Instructions for the task: Copy the data below exactly.

——————————

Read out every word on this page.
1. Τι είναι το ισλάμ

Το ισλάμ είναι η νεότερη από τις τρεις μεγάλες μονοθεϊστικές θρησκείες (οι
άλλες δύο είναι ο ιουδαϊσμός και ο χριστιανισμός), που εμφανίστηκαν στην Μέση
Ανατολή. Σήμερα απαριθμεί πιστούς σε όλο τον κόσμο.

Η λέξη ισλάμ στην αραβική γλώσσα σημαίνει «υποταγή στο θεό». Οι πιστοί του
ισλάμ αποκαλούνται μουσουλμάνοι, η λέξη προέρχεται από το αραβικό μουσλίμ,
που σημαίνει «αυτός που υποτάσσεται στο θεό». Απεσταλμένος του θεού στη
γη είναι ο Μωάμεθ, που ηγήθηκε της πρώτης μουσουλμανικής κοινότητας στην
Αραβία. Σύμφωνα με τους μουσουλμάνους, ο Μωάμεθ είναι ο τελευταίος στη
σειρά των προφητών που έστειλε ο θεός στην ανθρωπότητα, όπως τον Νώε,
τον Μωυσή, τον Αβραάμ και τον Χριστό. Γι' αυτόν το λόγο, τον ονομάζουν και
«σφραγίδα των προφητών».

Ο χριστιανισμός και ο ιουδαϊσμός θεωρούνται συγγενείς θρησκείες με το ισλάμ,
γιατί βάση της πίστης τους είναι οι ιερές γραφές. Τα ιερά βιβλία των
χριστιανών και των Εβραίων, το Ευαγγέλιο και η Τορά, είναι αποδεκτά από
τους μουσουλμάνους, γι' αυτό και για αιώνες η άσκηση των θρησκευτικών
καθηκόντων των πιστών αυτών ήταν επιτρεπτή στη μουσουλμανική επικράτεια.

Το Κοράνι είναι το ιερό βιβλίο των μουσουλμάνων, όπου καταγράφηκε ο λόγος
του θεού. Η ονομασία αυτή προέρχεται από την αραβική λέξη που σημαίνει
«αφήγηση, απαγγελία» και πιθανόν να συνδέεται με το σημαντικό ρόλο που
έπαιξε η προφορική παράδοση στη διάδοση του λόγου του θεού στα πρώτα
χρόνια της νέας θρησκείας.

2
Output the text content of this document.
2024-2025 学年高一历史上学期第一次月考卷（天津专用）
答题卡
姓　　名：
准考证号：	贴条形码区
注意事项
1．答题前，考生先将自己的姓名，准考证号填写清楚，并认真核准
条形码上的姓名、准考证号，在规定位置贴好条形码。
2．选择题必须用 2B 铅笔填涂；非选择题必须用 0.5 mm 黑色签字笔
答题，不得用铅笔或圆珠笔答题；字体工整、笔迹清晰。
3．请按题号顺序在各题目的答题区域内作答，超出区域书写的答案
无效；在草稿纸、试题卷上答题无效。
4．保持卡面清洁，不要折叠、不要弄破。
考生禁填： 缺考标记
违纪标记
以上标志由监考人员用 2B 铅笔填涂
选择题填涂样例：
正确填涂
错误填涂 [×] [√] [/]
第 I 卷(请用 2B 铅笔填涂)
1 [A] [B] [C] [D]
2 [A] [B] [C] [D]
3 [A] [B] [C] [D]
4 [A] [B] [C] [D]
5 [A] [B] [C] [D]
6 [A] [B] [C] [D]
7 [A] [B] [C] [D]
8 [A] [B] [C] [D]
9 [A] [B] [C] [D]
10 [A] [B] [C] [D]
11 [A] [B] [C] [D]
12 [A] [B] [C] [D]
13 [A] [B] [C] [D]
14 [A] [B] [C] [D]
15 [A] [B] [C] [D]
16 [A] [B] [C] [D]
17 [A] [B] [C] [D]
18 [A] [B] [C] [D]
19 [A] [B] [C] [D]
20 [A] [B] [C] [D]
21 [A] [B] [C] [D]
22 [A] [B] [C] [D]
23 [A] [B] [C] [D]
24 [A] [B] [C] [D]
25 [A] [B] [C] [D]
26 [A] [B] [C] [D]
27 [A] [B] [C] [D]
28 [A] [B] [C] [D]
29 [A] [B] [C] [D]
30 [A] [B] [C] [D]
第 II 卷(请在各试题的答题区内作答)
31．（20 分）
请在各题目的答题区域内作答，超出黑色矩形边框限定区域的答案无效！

——————————

Task output:
Read out every word on this page.
1. Τι είναι το ισλάμ

Το ισλάμ είναι η νεότερη από τις τρεις μεγάλες μονοθεϊστικές θρησκείες (οι
άλλες δύο είναι ο ιουδαϊσμός και ο χριστιανισμός), που εμφανίστηκαν στην Μέση
Ανατολή. Σήμερα απαριθμεί πιστούς σε όλο τον κόσμο.

Η λέξη ισλάμ στην αραβική γλώσσα σημαίνει «υποταγή στο θεό». Οι πιστοί του
ισλάμ αποκαλούνται μουσουλμάνοι, η λέξη προέρχεται από το αραβικό μουσλίμ,
που σημαίνει «αυτός που υποτάσσεται στο θεό». Απεσταλμένος του θεού στη
γη είναι ο Μωάμεθ, που ηγήθηκε της πρώτης μουσουλμανικής κοινότητας στην
Αραβία. Σύμφωνα με τους μουσουλμάνους, ο Μωάμεθ είναι ο τελευταίος στη
σειρά των προφητών που έστειλε ο θεός στην ανθρωπότητα, όπως τον Νώε,
τον Μωυσή, τον Αβραάμ και τον Χριστό. Γι' αυτόν το λόγο, τον ονομάζουν και
«σφραγίδα των προφητών».

Ο χριστιανισμός και ο ιουδαϊσμός θεωρούνται συγγενείς θρησκείες με το ισλάμ,
γιατί βάση της πίστης τους είναι οι ιερές γραφές. Τα ιερά βιβλία των
χριστιανών και των Εβραίων, το Ευαγγέλιο και η Τορά, είναι αποδεκτά από
τους μουσουλμάνους, γι' αυτό και για αιώνες η άσκηση των θρησκευτικών
καθηκόντων των πιστών αυτών ήταν επιτρεπτή στη μουσουλμανική επικράτεια.

Το Κοράνι είναι το ιερό βιβλίο των μουσουλμάνων, όπου καταγράφηκε ο λόγος
του θεού. Η ονομασία αυτή προέρχεται από την αραβική λέξη που σημαίνει
«αφήγηση, απαγγελία» και πιθανόν να συνδέεται με το σημαντικό ρόλο που
έπαιξε η προφορική παράδοση στη διάδοση του λόγου του θεού στα πρώτα
χρόνια της νέας θρησκείας.

2
Output the text content of this document.
2024-2025 学年高一历史上学期第一次月考卷（天津专用）
答题卡
姓　　名：
准考证号：	贴条形码区
注意事项
1．答题前，考生先将自己的姓名，准考证号填写清楚，并认真核准
条形码上的姓名、准考证号，在规定位置贴好条形码。
2．选择题必须用 2B 铅笔填涂；非选择题必须用 0.5 mm 黑色签字笔
答题，不得用铅笔或圆珠笔答题；字体工整、笔迹清晰。
3．请按题号顺序在各题目的答题区域内作答，超出区域书写的答案
无效；在草稿纸、试题卷上答题无效。
4．保持卡面清洁，不要折叠、不要弄破。
考生禁填： 缺考标记
违纪标记
以上标志由监考人员用 2B 铅笔填涂
选择题填涂样例：
正确填涂
错误填涂 [×] [√] [/]
第 I 卷(请用 2B 铅笔填涂)
1 [A] [B] [C] [D]
2 [A] [B] [C] [D]
3 [A] [B] [C] [D]
4 [A] [B] [C] [D]
5 [A] [B] [C] [D]
6 [A] [B] [C] [D]
7 [A] [B] [C] [D]
8 [A] [B] [C] [D]
9 [A] [B] [C] [D]
10 [A] [B] [C] [D]
11 [A] [B] [C] [D]
12 [A] [B] [C] [D]
13 [A] [B] [C] [D]
14 [A] [B] [C] [D]
15 [A] [B] [C] [D]
16 [A] [B] [C] [D]
17 [A] [B] [C] [D]
18 [A] [B] [C] [D]
19 [A] [B] [C] [D]
20 [A] [B] [C] [D]
21 [A] [B] [C] [D]
22 [A] [B] [C] [D]
23 [A] [B] [C] [D]
24 [A] [B] [C] [D]
25 [A] [B] [C] [D]
26 [A] [B] [C] [D]
27 [A] [B] [C] [D]
28 [A] [B] [C] [D]
29 [A] [B] [C] [D]
30 [A] [B] [C] [D]
第 II 卷(请在各试题的答题区内作答)
31．（20 分）
请在各题目的答题区域内作答，超出黑色矩形边框限定区域的答案无效！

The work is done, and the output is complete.